◆ **SELECTED EXTRACT**
* Start *

# Audible Physics



## BoostedGerman (Dec 5, 2014)

One of many to be listed, all speakers only saw power during DEMO from Tan when he brought the speakers.

Audible Physics RAM Component Set 6 5 Inch | eBay


----------



## chithead (Mar 19, 2008)

Very nice deal on a great set!


----------



## BoostedGerman (Dec 5, 2014)

Thanks
Just trying to move the items for exactly what have into them


----------



## DDFusionV2 (Jul 11, 2016)

Any more pictures?


----------



## BoostedGerman (Dec 5, 2014)

I am not at the store cause of the long weekend but let me know what pictures you want and I will get them uploaded


----------



## DDFusionV2 (Jul 11, 2016)

Just some more out of the plastic. And more info on the tweeter. 
I've heard a ton about the 3in but not the other pieces


----------



## BoostedGerman (Dec 5, 2014)

* End *

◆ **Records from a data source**
* Start *

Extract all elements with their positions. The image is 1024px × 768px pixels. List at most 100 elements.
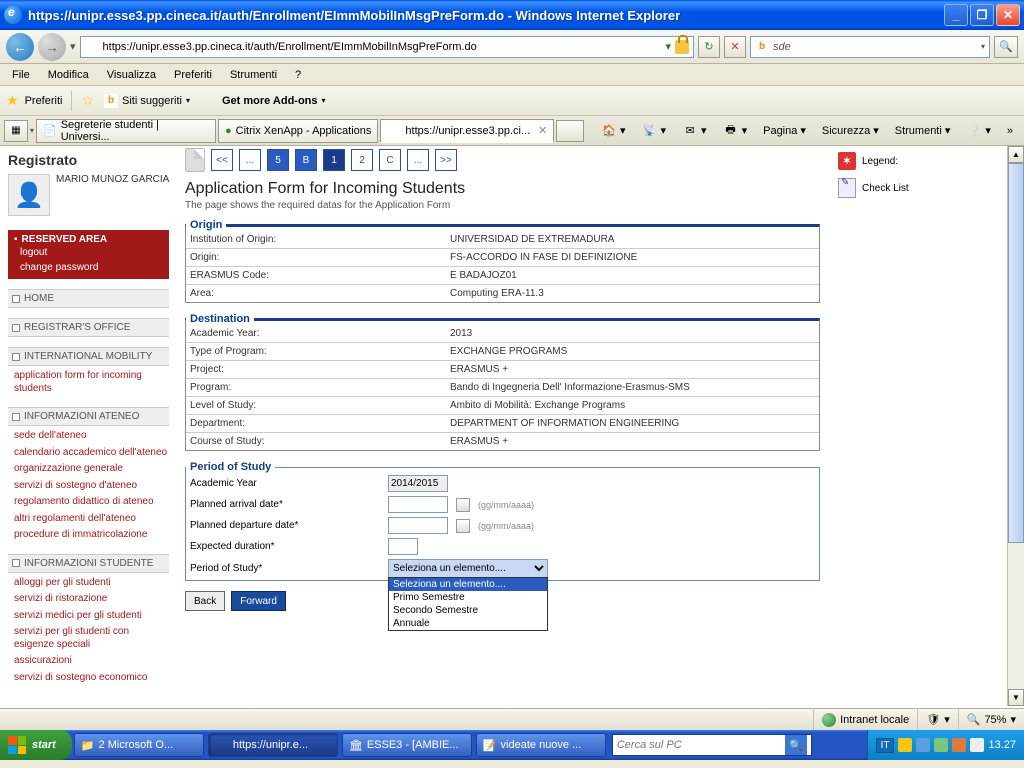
- home-button[interactable]: 🏠▾: [594, 120, 633, 142]
- language-indicator[interactable]: IT: [876, 738, 895, 753]
- search-go-button[interactable]: 🔍: [994, 36, 1018, 58]
- calendar-icon[interactable]: [456, 498, 470, 512]
- crumb-last[interactable]: >>: [435, 149, 457, 171]
- tab-unipr-esse3[interactable]: https://unipr.esse3.pp.ci... ✕: [380, 119, 554, 143]
- tray-icon[interactable]: [934, 738, 948, 752]
- help-menu[interactable]: ❔▾: [959, 120, 998, 142]
- sidebar-link[interactable]: servizi di sostegno d'ateneo: [8, 478, 169, 495]
- crumb-5[interactable]: 5: [267, 149, 289, 171]
- page-menu[interactable]: Pagina ▾: [756, 120, 813, 142]
- sidebar-link[interactable]: servizi per gli studenti con esigenze sp…: [8, 624, 169, 653]
- tools-menu[interactable]: Strumenti ▾: [888, 120, 958, 142]
- sidebar-link[interactable]: servizi di sostegno economico: [8, 670, 169, 687]
- tray-icon[interactable]: [898, 738, 912, 752]
- crumb-next-set[interactable]: ...: [407, 149, 429, 171]
- period-of-study-select[interactable]: Seleziona un elemento.... Seleziona un e…: [388, 559, 548, 578]
- taskbar-item[interactable]: 🏛ESSE3 - [AMBIE...: [342, 733, 472, 757]
- menu-preferiti[interactable]: Preferiti: [166, 67, 220, 83]
- menu-help[interactable]: ?: [287, 67, 309, 83]
- sidebar-head-home[interactable]: HOME: [8, 289, 169, 308]
- search-input[interactable]: [773, 41, 977, 53]
- expand-toolbar[interactable]: »: [1000, 120, 1020, 142]
- favorites-star-icon[interactable]: ★: [6, 92, 19, 109]
- menu-modifica[interactable]: Modifica: [40, 67, 97, 83]
- sidebar-link[interactable]: sede dell'ateneo: [8, 428, 169, 445]
- feeds-button[interactable]: 📡▾: [635, 120, 674, 142]
- arrival-date-input[interactable]: [388, 496, 448, 513]
- crumb-1-current[interactable]: 1: [323, 149, 345, 171]
- sidebar-link[interactable]: procedure di immatricolazione: [8, 527, 169, 544]
- taskbar-item[interactable]: https://unipr.e...: [208, 733, 338, 757]
- tray-icon[interactable]: [916, 738, 930, 752]
- sidebar-link[interactable]: regolamento didattico di ateneo: [8, 494, 169, 511]
- crumb-b[interactable]: B: [295, 149, 317, 171]
- dropdown-option[interactable]: Primo Semestre: [389, 591, 547, 604]
- crumb-c[interactable]: C: [379, 149, 401, 171]
- scroll-down-icon[interactable]: ▼: [1008, 689, 1024, 706]
- duration-input[interactable]: [388, 538, 418, 555]
- stop-button[interactable]: ✕: [724, 36, 746, 58]
- sidebar-head-intl[interactable]: INTERNATIONAL MOBILITY: [8, 347, 169, 366]
- taskbar-item[interactable]: 📝videate nuove ...: [476, 733, 606, 757]
- clock[interactable]: 13.27: [988, 739, 1016, 751]
- address-input[interactable]: [103, 41, 662, 53]
- address-bar[interactable]: ▾: [80, 36, 694, 58]
- security-menu[interactable]: Sicurezza ▾: [815, 120, 886, 142]
- quick-tabs-button[interactable]: ▦: [4, 120, 28, 142]
- sidebar-link-application-form[interactable]: application form for incoming students: [8, 368, 169, 397]
- refresh-button[interactable]: ↻: [698, 36, 720, 58]
- scroll-thumb[interactable]: [1008, 163, 1024, 543]
- recent-dropdown-icon[interactable]: ▾: [70, 40, 76, 53]
- sidebar-link[interactable]: organizzazione generale: [8, 461, 169, 478]
- minimize-button[interactable]: _: [944, 4, 968, 26]
- menu-file[interactable]: File: [4, 67, 38, 83]
- desktop-search-go[interactable]: 🔍: [785, 735, 807, 755]
- sidebar-head-registrar[interactable]: REGISTRAR'S OFFICE: [8, 318, 169, 337]
- favorites-label[interactable]: Preferiti: [25, 95, 63, 107]
- tab-segreterie[interactable]: 📄 Segreterie studenti | Universi...: [36, 119, 216, 143]
- crumb-2[interactable]: 2: [351, 149, 373, 171]
- sidebar-head-info-studente[interactable]: INFORMAZIONI STUDENTE: [8, 554, 169, 573]
- browser-search[interactable]: b ▾: [750, 36, 990, 58]
- crumb-prev-set[interactable]: ...: [239, 149, 261, 171]
- dropdown-option[interactable]: Seleziona un elemento....: [389, 578, 547, 591]
- print-button[interactable]: 🖶▾: [716, 120, 755, 142]
- scroll-up-icon[interactable]: ▲: [1008, 146, 1024, 163]
- crumb-first[interactable]: <<: [211, 149, 233, 171]
- close-button[interactable]: ✕: [996, 4, 1020, 26]
- tray-icon[interactable]: [970, 738, 984, 752]
- calendar-icon[interactable]: [456, 519, 470, 533]
- sidebar-link[interactable]: servizi di ristorazione: [8, 591, 169, 608]
- forward-button[interactable]: →: [38, 33, 66, 61]
- start-button[interactable]: start: [0, 730, 72, 760]
- add-favorite-icon[interactable]: ☆: [81, 92, 94, 109]
- sidebar-link[interactable]: servizi medici per gli studenti: [8, 608, 169, 625]
- sidebar-head-info-ateneo[interactable]: INFORMAZIONI ATENEO: [8, 407, 169, 426]
- mail-button[interactable]: ✉▾: [675, 120, 714, 142]
- close-tab-icon[interactable]: ✕: [538, 124, 547, 137]
- sidebar-link[interactable]: calendario accademico dell'ateneo: [8, 445, 169, 462]
- dropdown-option[interactable]: Secondo Semestre: [389, 604, 547, 617]
- sidebar-link[interactable]: alloggi per gli studenti: [8, 575, 169, 592]
- desktop-search-input[interactable]: [617, 739, 781, 751]
- siti-suggeriti[interactable]: b Siti suggeriti▾: [100, 92, 194, 110]
- change-password-link[interactable]: change password: [14, 260, 163, 275]
- zoom-cell[interactable]: 🔍75% ▾: [958, 709, 1024, 730]
- back-button[interactable]: Back: [185, 591, 225, 611]
- sidebar-link[interactable]: assicurazioni: [8, 653, 169, 670]
- back-button[interactable]: ←: [6, 33, 34, 61]
- sidebar-link[interactable]: altri regolamenti dell'ateneo: [8, 511, 169, 528]
- maximize-button[interactable]: ❐: [970, 4, 994, 26]
- get-addons[interactable]: Get more Add-ons▾: [200, 92, 330, 110]
- logout-link[interactable]: logout: [14, 245, 163, 260]
- desktop-search[interactable]: 🔍: [612, 734, 812, 756]
- tray-icon[interactable]: [952, 738, 966, 752]
- dropdown-option[interactable]: Annuale: [389, 617, 547, 630]
- menu-strumenti[interactable]: Strumenti: [222, 67, 285, 83]
- menu-visualizza[interactable]: Visualizza: [99, 67, 164, 83]
- departure-date-input[interactable]: [388, 517, 448, 534]
- forward-button[interactable]: Forward: [231, 591, 286, 611]
- new-tab-button[interactable]: [556, 120, 584, 142]
- tab-citrix[interactable]: ● Citrix XenApp - Applications: [218, 119, 378, 143]
- taskbar-item[interactable]: 📁2 Microsoft O...: [74, 733, 204, 757]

* End *

◆ **EXERCISE TASKS**
1. Answer the following questions using the Audible Physics forum thread.
(a) According to the first post, when was the only time the speakers saw power?
(b) Why is BoostedGerman not at the store?
(c) Which piece of the set did DDFusionV2 ask for more information on?
2. Write what comes next in the Audible Physics forum thread, starting with the text of the final post under the name BoostedGerman.

◆ **RESPONSES TO THE TASKS**
1.
(a) During a demo from Tan, when he brought the speakers.
(b) Because of the long weekend.
(c) The tweeter.

2.
No tweeter, its a Wideband driver just smaller form of the 3A RAM

And if you search on here you will find a huge post about the products and in it has all the spec sheets along with test results etc...

https://www.slaacoustics.com/products/ram-2-6-active-2-way-component-set


----------



## DDFusionV2 (Jul 11, 2016)

Thanks. Makes more sence now


----------



## jode1967 (Nov 7, 2012)

have heard Tan's truck with this setup and they are nice- even without a tweet


----------



## BoostedGerman (Dec 5, 2014)

Added some photos to Dropbox

Also added more items to eBay...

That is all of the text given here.